%%

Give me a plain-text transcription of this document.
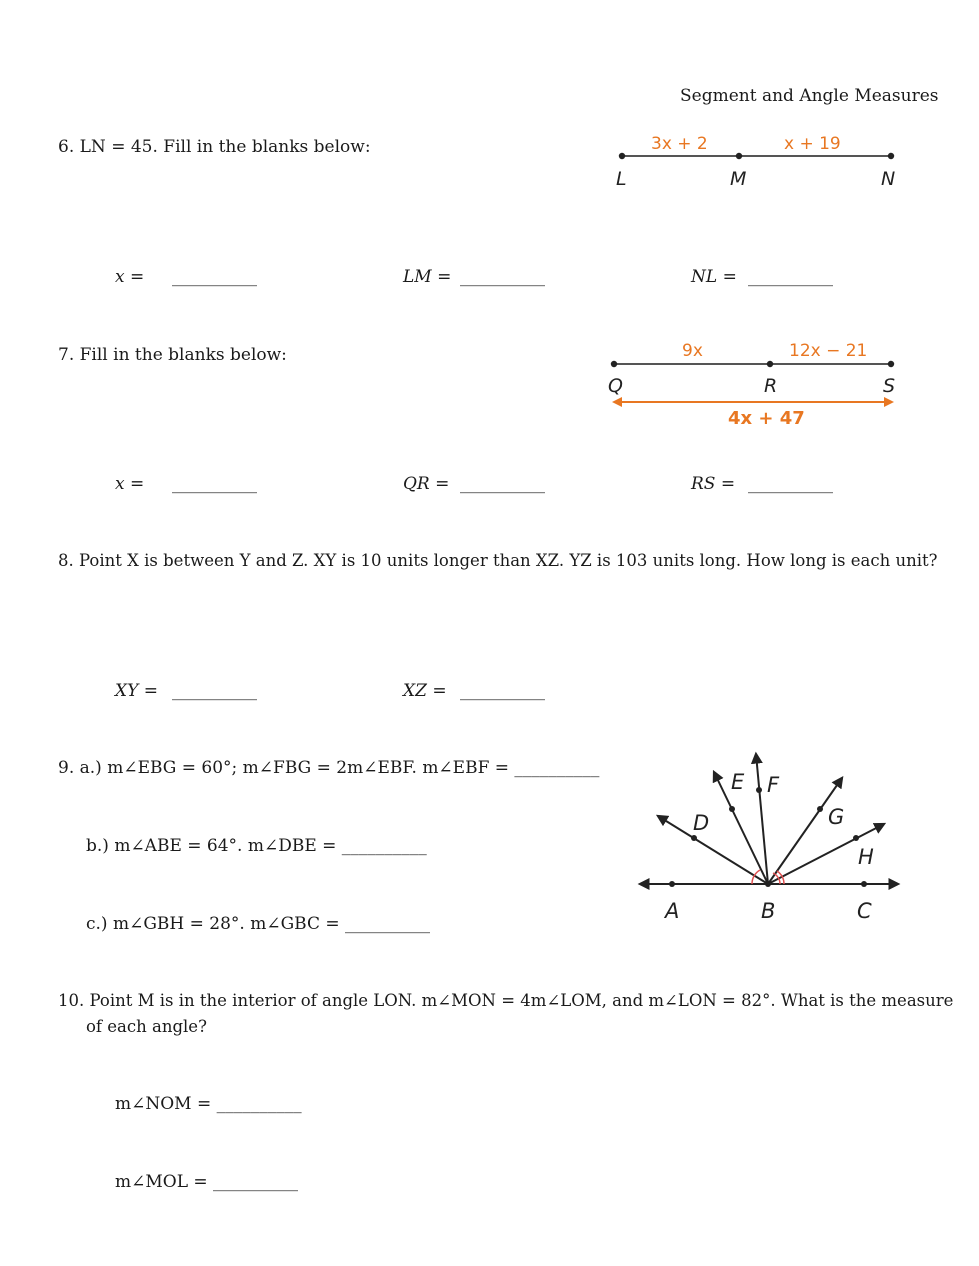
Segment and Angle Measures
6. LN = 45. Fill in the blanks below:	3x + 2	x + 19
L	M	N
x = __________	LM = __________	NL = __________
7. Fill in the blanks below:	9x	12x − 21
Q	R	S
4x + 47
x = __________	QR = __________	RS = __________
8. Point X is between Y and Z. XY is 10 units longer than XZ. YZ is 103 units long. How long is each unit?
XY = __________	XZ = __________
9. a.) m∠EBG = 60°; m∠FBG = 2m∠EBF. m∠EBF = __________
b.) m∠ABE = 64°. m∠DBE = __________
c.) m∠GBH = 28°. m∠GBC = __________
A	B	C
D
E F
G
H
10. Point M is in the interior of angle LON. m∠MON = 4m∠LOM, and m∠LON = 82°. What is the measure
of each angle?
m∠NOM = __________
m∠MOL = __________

%%
%%

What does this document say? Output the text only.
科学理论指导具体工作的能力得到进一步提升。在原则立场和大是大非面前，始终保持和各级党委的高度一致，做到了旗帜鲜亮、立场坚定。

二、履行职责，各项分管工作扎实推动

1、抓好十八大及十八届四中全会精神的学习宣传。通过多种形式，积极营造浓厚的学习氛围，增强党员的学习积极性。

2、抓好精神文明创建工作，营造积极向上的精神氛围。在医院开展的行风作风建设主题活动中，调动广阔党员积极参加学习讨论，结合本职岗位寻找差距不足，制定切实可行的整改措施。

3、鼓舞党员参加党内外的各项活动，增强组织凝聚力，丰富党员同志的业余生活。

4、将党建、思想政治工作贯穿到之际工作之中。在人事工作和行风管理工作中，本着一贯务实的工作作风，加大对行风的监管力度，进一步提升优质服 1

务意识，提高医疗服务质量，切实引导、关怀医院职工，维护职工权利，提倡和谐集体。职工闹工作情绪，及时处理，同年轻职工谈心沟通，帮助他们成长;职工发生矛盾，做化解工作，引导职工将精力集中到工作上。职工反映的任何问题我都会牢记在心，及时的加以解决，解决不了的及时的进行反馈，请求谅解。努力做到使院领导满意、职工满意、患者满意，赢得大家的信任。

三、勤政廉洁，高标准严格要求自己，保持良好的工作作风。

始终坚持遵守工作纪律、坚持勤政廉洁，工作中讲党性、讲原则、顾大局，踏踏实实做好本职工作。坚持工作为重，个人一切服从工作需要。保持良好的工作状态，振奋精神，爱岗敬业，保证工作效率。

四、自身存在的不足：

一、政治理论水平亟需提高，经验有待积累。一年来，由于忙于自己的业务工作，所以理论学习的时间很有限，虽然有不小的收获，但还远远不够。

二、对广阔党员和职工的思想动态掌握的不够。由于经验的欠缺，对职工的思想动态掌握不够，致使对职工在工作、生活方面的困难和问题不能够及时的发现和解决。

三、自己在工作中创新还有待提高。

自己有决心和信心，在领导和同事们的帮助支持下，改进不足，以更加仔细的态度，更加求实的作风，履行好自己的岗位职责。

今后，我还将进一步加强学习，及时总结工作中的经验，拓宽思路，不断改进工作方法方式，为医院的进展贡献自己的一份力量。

%%

Objective:
Count how many lines in the data above hold the string "document", and give the number with no other words.

Exercise result:
2